- [What the task asks]:
Scan the entries below. List each line with "JSON".

- [Records shown]:

::::

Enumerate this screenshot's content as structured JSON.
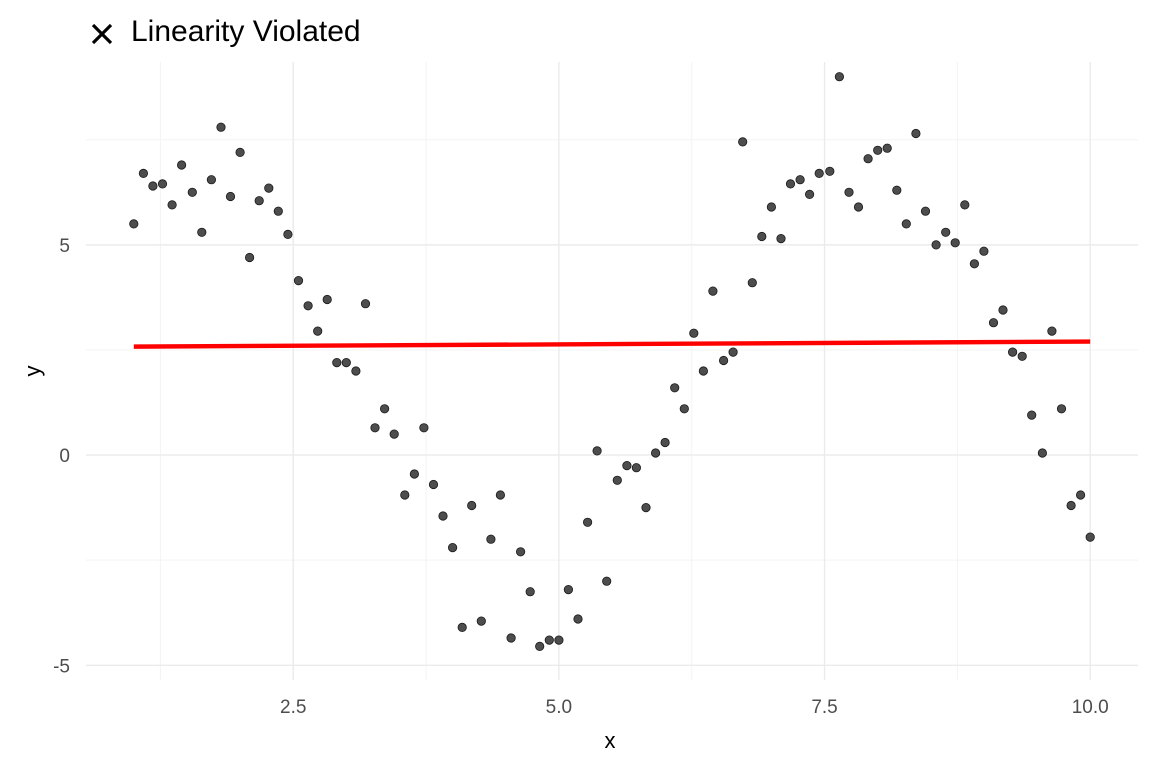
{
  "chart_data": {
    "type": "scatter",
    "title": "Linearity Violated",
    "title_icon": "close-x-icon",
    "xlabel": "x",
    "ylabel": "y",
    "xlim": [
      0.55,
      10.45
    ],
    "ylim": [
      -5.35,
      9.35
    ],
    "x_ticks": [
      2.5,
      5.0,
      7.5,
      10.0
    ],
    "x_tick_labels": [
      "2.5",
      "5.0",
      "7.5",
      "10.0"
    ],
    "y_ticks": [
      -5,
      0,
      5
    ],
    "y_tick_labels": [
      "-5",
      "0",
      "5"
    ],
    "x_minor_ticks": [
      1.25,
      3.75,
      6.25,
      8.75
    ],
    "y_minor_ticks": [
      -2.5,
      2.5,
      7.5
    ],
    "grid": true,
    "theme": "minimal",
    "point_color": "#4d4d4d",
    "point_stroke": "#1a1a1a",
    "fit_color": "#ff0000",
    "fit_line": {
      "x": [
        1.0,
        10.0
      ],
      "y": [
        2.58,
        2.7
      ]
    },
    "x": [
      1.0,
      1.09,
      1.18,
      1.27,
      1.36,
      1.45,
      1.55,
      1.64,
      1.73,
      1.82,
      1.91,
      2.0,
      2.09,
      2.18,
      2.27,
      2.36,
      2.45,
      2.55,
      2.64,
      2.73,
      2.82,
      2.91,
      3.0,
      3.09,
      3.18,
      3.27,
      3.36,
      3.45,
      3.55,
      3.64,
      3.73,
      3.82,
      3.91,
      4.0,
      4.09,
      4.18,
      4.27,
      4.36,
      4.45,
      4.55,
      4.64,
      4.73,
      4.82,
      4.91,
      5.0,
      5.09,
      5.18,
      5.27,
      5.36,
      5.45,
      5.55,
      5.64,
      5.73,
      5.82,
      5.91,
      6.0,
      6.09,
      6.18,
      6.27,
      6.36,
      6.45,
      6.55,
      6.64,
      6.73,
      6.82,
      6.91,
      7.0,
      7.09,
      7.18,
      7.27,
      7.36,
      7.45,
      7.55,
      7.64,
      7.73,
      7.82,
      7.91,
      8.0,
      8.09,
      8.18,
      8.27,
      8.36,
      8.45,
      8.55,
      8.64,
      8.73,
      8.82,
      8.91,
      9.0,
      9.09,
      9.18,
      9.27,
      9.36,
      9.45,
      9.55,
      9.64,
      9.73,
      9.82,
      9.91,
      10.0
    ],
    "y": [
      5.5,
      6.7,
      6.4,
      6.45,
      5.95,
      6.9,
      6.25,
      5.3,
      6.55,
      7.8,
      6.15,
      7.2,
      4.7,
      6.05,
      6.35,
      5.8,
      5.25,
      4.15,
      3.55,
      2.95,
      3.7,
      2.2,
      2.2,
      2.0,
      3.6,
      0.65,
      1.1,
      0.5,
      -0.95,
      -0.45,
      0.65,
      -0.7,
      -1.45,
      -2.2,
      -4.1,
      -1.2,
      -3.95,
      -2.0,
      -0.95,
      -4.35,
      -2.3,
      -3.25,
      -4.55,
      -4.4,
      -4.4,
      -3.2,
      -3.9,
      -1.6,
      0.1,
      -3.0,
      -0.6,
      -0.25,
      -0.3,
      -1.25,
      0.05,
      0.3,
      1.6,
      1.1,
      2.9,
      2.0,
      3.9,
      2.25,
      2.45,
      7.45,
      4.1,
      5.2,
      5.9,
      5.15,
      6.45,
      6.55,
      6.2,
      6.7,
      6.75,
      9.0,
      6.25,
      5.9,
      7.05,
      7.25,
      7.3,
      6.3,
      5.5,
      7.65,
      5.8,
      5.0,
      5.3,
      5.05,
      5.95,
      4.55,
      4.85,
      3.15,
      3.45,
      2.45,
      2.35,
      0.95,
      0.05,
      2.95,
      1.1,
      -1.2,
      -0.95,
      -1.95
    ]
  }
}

::::

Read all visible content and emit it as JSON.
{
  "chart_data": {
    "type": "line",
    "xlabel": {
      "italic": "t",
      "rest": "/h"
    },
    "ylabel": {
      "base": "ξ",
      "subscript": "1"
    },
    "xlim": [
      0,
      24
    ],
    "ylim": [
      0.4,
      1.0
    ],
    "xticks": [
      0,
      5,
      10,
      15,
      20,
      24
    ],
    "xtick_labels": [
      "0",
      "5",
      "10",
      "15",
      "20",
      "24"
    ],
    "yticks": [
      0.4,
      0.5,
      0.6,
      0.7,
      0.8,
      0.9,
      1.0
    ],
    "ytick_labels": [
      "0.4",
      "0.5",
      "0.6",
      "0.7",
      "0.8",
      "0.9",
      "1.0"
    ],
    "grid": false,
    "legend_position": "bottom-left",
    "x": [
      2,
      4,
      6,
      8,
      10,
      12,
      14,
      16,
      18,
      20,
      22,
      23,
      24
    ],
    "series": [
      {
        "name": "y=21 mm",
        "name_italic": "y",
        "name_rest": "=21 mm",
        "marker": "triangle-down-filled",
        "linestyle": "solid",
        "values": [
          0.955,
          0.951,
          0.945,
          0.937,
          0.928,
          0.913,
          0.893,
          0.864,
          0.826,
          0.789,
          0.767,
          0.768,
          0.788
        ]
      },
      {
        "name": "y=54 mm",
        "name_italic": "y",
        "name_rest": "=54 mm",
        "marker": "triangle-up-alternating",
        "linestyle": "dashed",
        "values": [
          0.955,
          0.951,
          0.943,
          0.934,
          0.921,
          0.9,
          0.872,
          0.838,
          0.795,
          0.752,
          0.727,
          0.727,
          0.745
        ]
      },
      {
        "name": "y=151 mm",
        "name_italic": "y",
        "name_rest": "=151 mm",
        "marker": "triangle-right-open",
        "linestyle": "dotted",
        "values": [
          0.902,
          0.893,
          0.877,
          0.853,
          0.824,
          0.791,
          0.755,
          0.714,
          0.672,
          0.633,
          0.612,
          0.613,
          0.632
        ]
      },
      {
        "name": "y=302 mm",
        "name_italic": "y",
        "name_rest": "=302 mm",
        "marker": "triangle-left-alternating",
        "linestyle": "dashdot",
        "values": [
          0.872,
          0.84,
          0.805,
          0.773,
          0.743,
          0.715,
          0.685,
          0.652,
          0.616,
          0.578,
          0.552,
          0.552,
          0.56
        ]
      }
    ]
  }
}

::::

- [Solution for this task]:
Enumerate this screenshot's content as structured JSON.
Read all visible content and emit it as JSON.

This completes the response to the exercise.